### Given entries
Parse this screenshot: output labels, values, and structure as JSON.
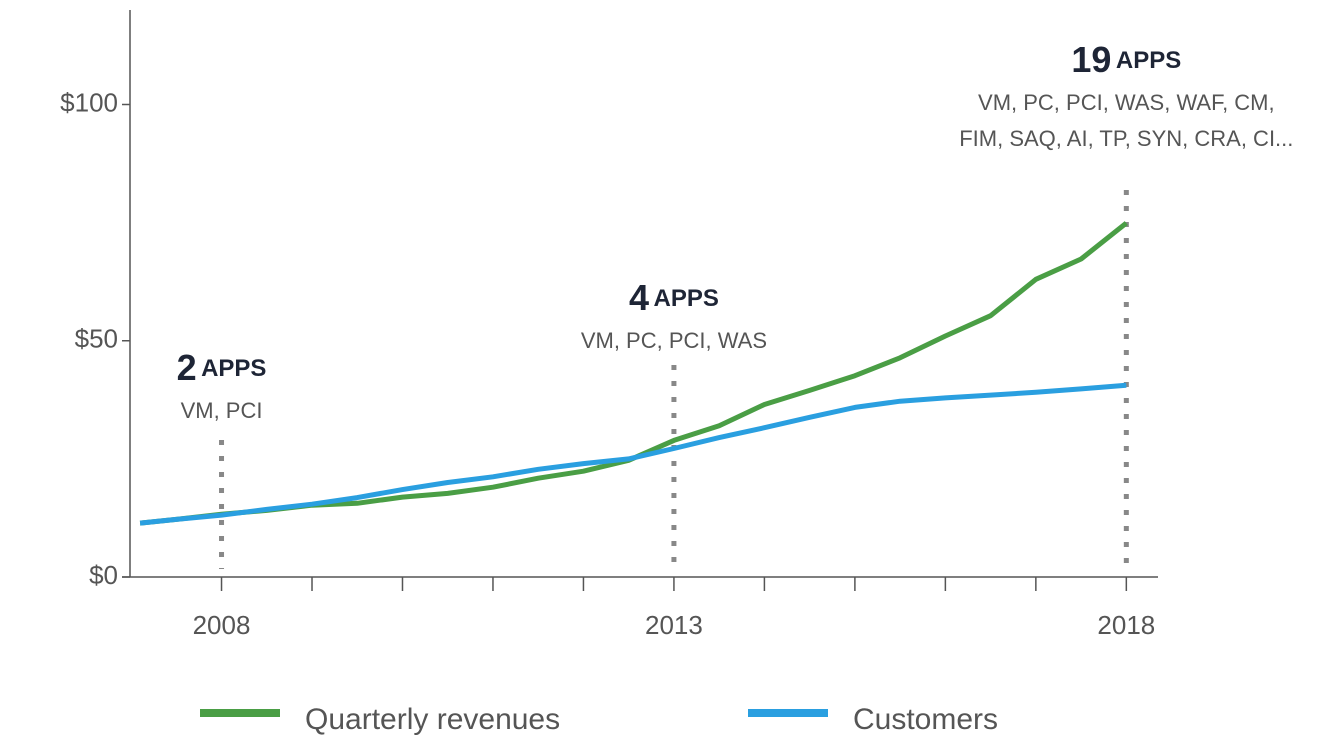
{
  "chart_data": {
    "type": "line",
    "x": [
      2007.1,
      2007.5,
      2008,
      2008.5,
      2009,
      2009.5,
      2010,
      2010.5,
      2011,
      2011.5,
      2012,
      2012.5,
      2013,
      2013.5,
      2014,
      2014.5,
      2015,
      2015.5,
      2016,
      2016.5,
      2017,
      2017.5,
      2018
    ],
    "series": [
      {
        "name": "Quarterly revenues",
        "color": "#4a9e45",
        "values": [
          11.4,
          12.2,
          13.3,
          14.1,
          15.2,
          15.6,
          16.9,
          17.7,
          19,
          20.9,
          22.4,
          24.7,
          28.9,
          32,
          36.5,
          39.5,
          42.6,
          46.4,
          51,
          55.3,
          63,
          67.3,
          74.9
        ]
      },
      {
        "name": "Customers",
        "color": "#2a9fe0",
        "values": [
          11.4,
          12.2,
          13.1,
          14.3,
          15.4,
          16.8,
          18.5,
          20,
          21.2,
          22.8,
          24,
          25,
          27.2,
          29.5,
          31.6,
          33.8,
          35.9,
          37.2,
          37.9,
          38.5,
          39.1,
          39.8,
          40.6
        ]
      }
    ],
    "xlim": [
      2006.9,
      2018.35
    ],
    "xticks": [
      2008,
      2013,
      2018
    ],
    "xminor_ticks": [
      2009,
      2010,
      2011,
      2012,
      2014,
      2015,
      2016,
      2017
    ],
    "ylim": [
      0,
      120
    ],
    "yticks": [
      {
        "value": 0,
        "label": "$0"
      },
      {
        "value": 50,
        "label": "$50"
      },
      {
        "value": 100,
        "label": "$100"
      }
    ],
    "legend": "bottom",
    "annotations": [
      {
        "x": 2008,
        "count": "2",
        "unit": "APPS",
        "detail": [
          "VM, PCI"
        ]
      },
      {
        "x": 2013,
        "count": "4",
        "unit": "APPS",
        "detail": [
          "VM, PC, PCI, WAS"
        ]
      },
      {
        "x": 2018,
        "count": "19",
        "unit": "APPS",
        "detail": [
          "VM, PC, PCI, WAS, WAF, CM,",
          "FIM, SAQ, AI, TP, SYN, CRA, CI..."
        ]
      }
    ]
  }
}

### Stated task
Copy all the data exactly as written, but skip any picture.

### Task output
Parse this screenshot: output labels, values, and structure as JSON.
{
  "chart_data": {
    "type": "line",
    "x": [
      2007.1,
      2007.5,
      2008,
      2008.5,
      2009,
      2009.5,
      2010,
      2010.5,
      2011,
      2011.5,
      2012,
      2012.5,
      2013,
      2013.5,
      2014,
      2014.5,
      2015,
      2015.5,
      2016,
      2016.5,
      2017,
      2017.5,
      2018
    ],
    "series": [
      {
        "name": "Quarterly revenues",
        "color": "#4a9e45",
        "values": [
          11.4,
          12.2,
          13.3,
          14.1,
          15.2,
          15.6,
          16.9,
          17.7,
          19,
          20.9,
          22.4,
          24.7,
          28.9,
          32,
          36.5,
          39.5,
          42.6,
          46.4,
          51,
          55.3,
          63,
          67.3,
          74.9
        ]
      },
      {
        "name": "Customers",
        "color": "#2a9fe0",
        "values": [
          11.4,
          12.2,
          13.1,
          14.3,
          15.4,
          16.8,
          18.5,
          20,
          21.2,
          22.8,
          24,
          25,
          27.2,
          29.5,
          31.6,
          33.8,
          35.9,
          37.2,
          37.9,
          38.5,
          39.1,
          39.8,
          40.6
        ]
      }
    ],
    "xlim": [
      2006.9,
      2018.35
    ],
    "xticks": [
      2008,
      2013,
      2018
    ],
    "xminor_ticks": [
      2009,
      2010,
      2011,
      2012,
      2014,
      2015,
      2016,
      2017
    ],
    "ylim": [
      0,
      120
    ],
    "yticks": [
      {
        "value": 0,
        "label": "$0"
      },
      {
        "value": 50,
        "label": "$50"
      },
      {
        "value": 100,
        "label": "$100"
      }
    ],
    "legend": "bottom",
    "annotations": [
      {
        "x": 2008,
        "count": "2",
        "unit": "APPS",
        "detail": [
          "VM, PCI"
        ]
      },
      {
        "x": 2013,
        "count": "4",
        "unit": "APPS",
        "detail": [
          "VM, PC, PCI, WAS"
        ]
      },
      {
        "x": 2018,
        "count": "19",
        "unit": "APPS",
        "detail": [
          "VM, PC, PCI, WAS, WAF, CM,",
          "FIM, SAQ, AI, TP, SYN, CRA, CI..."
        ]
      }
    ]
  }
}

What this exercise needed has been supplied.